─── Dataset rows ───

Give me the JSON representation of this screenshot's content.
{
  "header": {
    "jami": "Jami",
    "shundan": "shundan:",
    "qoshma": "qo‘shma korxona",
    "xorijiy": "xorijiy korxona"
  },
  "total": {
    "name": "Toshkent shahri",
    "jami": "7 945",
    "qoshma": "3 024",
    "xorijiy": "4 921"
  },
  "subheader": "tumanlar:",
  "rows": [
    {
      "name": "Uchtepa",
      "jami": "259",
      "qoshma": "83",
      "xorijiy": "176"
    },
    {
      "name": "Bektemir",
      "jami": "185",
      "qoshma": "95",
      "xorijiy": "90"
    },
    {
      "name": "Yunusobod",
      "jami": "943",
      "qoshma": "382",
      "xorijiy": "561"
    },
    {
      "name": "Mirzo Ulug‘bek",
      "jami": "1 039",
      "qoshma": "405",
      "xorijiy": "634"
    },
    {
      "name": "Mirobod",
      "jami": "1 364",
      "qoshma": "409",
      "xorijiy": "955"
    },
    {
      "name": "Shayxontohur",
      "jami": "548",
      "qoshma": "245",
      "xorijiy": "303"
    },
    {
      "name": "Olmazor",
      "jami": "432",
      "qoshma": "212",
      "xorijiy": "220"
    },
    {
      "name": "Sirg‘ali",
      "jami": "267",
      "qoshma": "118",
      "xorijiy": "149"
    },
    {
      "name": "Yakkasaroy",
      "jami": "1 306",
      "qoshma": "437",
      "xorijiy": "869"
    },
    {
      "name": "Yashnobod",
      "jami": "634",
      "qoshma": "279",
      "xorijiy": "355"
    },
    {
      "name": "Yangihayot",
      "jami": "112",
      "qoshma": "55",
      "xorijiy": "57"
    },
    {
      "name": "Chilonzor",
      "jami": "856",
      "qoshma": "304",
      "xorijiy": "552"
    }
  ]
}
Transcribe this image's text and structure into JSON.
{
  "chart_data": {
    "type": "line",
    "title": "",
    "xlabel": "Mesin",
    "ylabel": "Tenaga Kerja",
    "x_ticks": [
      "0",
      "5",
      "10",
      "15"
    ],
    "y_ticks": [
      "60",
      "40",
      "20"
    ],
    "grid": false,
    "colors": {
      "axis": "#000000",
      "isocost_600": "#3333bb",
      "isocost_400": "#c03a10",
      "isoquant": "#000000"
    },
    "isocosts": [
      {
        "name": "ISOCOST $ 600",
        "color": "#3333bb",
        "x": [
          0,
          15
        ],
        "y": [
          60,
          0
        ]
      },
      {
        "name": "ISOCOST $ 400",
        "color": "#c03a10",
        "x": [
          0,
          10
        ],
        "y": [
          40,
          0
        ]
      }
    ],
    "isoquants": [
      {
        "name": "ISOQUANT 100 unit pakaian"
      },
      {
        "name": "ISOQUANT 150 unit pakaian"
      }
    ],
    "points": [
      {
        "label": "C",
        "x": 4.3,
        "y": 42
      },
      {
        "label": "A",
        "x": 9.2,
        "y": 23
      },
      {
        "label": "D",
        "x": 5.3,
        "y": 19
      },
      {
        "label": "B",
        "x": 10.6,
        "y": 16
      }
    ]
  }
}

───

All lines in the data that contain the word "this" should be copied.

Give me the JSON representation of this screenshot's content.
Transcribe this image's text and structure into JSON.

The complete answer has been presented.